Data shown:
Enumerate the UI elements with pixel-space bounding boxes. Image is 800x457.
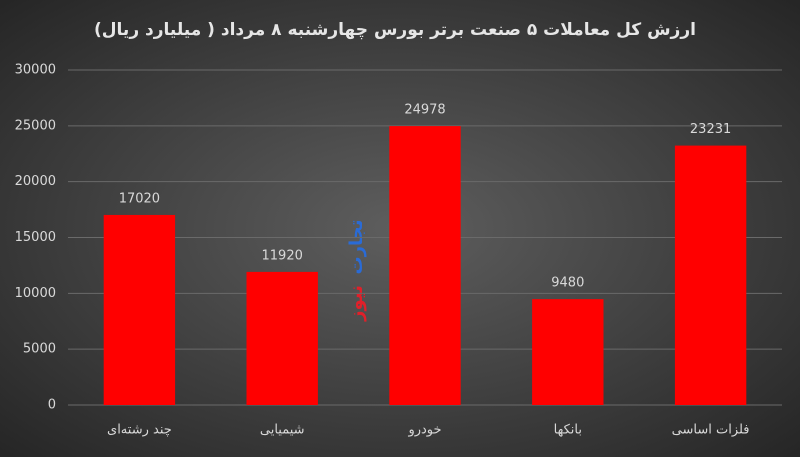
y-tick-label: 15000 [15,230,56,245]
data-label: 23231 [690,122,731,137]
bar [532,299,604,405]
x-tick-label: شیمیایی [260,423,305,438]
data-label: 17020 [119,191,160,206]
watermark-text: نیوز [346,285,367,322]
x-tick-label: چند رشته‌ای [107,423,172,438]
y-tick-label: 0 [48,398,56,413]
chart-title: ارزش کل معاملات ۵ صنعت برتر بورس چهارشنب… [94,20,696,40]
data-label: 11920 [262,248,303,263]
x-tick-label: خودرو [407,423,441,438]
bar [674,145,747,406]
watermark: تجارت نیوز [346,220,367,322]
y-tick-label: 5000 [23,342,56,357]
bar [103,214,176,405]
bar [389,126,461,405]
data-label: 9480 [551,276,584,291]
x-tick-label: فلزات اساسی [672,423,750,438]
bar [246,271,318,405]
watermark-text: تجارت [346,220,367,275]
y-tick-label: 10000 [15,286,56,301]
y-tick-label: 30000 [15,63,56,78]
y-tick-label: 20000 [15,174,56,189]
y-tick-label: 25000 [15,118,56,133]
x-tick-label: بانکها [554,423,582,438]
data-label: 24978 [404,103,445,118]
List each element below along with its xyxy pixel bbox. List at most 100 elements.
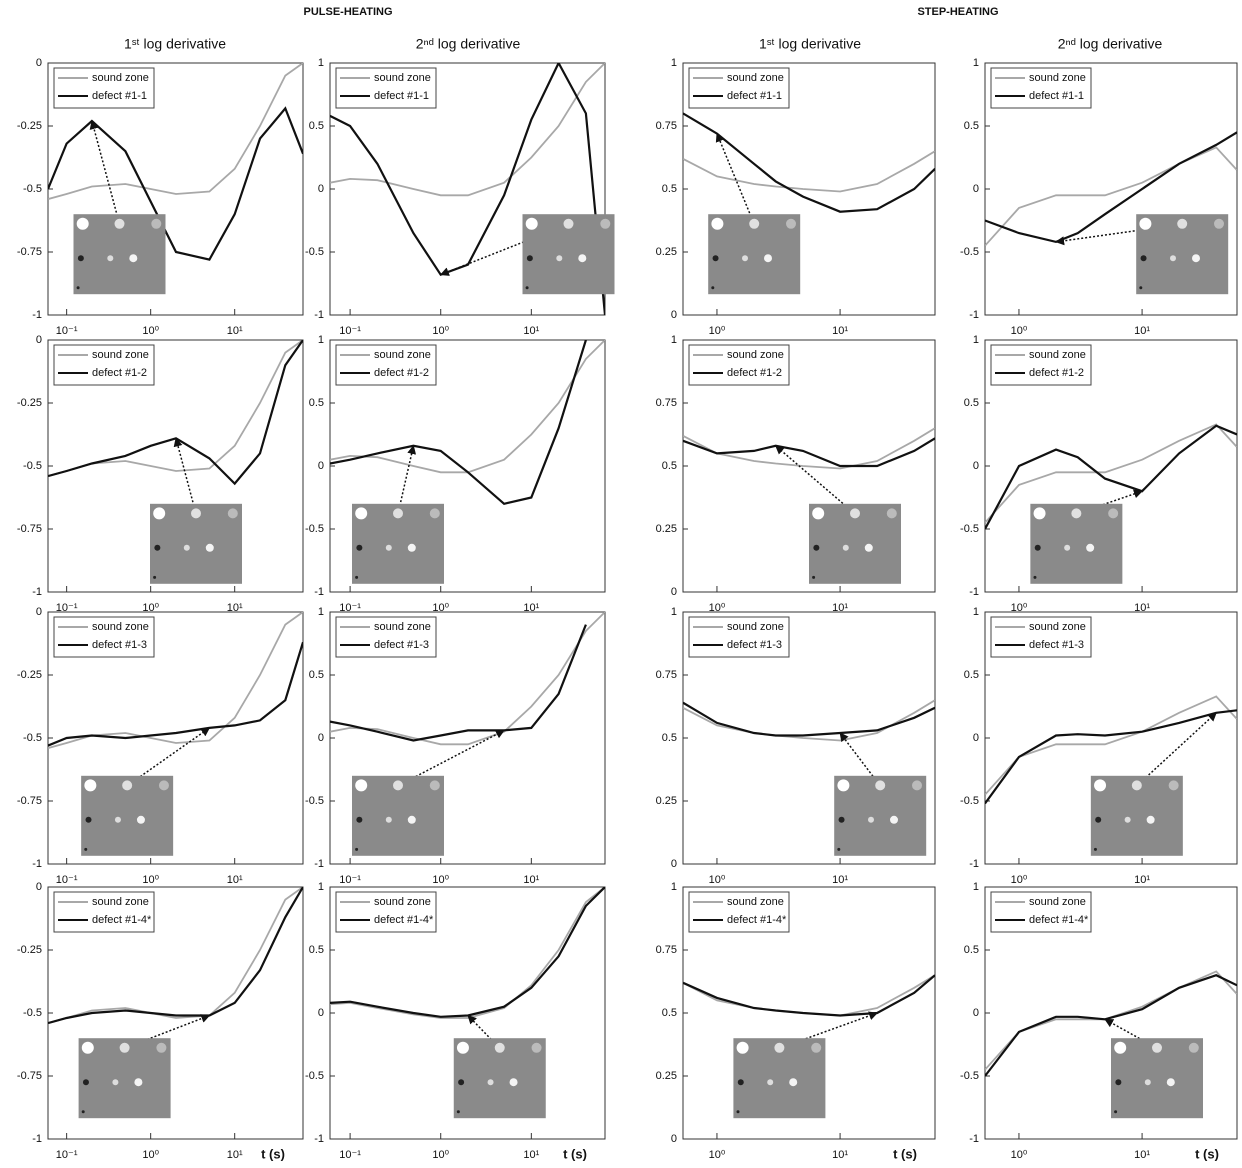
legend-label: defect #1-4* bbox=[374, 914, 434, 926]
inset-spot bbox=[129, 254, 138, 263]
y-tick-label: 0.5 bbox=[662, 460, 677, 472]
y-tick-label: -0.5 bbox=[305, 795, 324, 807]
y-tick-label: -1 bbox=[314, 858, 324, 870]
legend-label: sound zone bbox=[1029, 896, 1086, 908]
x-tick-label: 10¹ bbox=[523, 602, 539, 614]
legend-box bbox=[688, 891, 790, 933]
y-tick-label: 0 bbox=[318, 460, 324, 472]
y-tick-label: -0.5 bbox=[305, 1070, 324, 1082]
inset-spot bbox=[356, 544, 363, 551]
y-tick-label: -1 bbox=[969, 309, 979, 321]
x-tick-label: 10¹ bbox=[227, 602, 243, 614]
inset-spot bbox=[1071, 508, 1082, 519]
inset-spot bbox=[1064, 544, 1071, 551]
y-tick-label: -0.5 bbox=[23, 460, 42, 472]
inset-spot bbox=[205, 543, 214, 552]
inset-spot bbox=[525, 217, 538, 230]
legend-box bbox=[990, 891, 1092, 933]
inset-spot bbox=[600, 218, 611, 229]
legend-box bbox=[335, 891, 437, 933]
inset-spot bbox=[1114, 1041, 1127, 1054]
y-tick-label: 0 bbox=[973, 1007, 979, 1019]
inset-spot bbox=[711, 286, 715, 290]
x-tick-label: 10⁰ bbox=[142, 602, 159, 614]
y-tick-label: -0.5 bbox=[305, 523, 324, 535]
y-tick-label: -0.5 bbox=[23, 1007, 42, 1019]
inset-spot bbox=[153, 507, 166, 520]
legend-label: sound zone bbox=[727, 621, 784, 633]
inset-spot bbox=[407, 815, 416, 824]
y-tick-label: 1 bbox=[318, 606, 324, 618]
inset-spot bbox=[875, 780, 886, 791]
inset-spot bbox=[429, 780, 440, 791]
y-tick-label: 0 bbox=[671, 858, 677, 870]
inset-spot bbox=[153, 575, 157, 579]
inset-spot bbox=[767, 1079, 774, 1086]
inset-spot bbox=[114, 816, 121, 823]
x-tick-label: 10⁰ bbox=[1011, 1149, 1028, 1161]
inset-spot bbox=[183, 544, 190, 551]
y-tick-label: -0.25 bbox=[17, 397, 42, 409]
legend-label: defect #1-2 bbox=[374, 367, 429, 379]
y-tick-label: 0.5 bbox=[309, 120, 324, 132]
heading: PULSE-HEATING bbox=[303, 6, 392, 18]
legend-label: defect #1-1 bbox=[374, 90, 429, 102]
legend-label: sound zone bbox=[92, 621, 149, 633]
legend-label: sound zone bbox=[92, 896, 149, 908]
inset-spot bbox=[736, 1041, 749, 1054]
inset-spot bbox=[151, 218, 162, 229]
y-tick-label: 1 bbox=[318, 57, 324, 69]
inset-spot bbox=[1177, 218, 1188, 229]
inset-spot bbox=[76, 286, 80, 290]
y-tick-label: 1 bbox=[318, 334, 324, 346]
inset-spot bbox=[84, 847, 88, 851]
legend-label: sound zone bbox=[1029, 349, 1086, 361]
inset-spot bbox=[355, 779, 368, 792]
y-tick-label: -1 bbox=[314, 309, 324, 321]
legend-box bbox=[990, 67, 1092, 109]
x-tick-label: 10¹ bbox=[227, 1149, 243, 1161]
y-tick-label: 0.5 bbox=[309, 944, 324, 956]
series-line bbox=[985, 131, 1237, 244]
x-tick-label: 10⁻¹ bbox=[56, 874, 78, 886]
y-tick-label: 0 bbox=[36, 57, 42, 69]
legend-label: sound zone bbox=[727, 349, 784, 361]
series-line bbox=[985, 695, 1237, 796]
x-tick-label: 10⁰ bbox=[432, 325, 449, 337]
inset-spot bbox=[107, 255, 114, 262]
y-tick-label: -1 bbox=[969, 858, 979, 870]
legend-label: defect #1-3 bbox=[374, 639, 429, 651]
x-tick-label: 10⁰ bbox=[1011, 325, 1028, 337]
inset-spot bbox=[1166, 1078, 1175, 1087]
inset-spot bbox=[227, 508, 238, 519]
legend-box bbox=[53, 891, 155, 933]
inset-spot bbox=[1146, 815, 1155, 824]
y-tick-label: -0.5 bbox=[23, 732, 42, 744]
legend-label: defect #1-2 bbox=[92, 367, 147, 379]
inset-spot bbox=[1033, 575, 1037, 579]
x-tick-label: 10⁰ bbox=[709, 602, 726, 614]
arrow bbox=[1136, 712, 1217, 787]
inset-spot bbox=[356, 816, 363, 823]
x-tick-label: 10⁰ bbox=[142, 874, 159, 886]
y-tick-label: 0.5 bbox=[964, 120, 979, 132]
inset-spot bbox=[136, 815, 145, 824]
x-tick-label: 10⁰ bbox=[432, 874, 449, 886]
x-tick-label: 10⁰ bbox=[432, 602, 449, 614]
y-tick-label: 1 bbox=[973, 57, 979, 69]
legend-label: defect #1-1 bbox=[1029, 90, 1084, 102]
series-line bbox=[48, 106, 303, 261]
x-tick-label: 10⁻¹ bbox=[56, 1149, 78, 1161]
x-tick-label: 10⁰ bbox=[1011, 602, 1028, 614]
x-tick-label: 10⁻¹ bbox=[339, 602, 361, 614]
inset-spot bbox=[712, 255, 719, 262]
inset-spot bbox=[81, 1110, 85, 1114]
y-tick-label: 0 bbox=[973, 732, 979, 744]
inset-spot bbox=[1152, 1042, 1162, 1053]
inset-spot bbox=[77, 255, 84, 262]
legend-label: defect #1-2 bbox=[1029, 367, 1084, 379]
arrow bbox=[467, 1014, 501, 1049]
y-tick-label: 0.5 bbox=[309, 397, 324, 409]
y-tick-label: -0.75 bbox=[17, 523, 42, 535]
==
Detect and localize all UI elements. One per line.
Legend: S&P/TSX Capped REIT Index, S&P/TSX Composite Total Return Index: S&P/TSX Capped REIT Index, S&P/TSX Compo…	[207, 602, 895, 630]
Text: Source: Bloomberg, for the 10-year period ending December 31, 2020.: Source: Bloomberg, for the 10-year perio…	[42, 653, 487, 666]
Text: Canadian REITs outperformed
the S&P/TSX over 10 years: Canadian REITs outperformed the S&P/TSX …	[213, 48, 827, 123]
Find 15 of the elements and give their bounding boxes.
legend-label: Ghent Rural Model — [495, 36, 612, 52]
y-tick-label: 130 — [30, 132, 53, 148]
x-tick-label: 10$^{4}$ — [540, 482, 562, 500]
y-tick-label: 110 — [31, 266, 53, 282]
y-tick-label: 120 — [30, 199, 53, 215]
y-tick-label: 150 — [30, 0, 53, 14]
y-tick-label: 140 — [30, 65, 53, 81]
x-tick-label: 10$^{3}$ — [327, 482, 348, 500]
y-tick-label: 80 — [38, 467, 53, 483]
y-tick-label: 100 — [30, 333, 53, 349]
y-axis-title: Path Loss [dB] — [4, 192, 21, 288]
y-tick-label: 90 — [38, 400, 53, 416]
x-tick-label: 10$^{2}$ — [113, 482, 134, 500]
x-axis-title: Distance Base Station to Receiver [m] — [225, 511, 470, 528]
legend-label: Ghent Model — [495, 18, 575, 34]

What the task asks: Retype the material above without changes, from the line that contains "Enumerate the UI" through the line that contains "List each element", including both of those lines, and leave the pictures out.

Final result:
Enumerate the UI elements with pixel-space bounding boxes. Image is 800x457.
y-tick-label: 15000 [15,230,56,245]
data-label: 23231 [690,122,731,137]
bar [532,299,604,405]
x-tick-label: شیمیایی [260,423,305,438]
data-label: 17020 [119,191,160,206]
watermark-text: نیوز [346,285,367,322]
x-tick-label: چند رشته‌ای [107,423,172,438]
y-tick-label: 0 [48,398,56,413]
chart-title: ارزش کل معاملات ۵ صنعت برتر بورس چهارشنب… [94,20,696,40]
data-label: 11920 [262,248,303,263]
x-tick-label: خودرو [407,423,441,438]
bar [674,145,747,406]
watermark: تجارت نیوز [346,220,367,322]
y-tick-label: 5000 [23,342,56,357]
bar [103,214,176,405]
bar [389,126,461,405]
data-label: 9480 [551,276,584,291]
x-tick-label: فلزات اساسی [672,423,750,438]
bar [246,271,318,405]
watermark-text: تجارت [346,220,367,275]
y-tick-label: 10000 [15,286,56,301]
y-tick-label: 30000 [15,63,56,78]
y-tick-label: 20000 [15,174,56,189]
y-tick-label: 25000 [15,118,56,133]
x-tick-label: بانکها [554,423,582,438]
data-label: 24978 [404,103,445,118]
List each element below along with its xyxy pixel bbox. List at most 100 elements.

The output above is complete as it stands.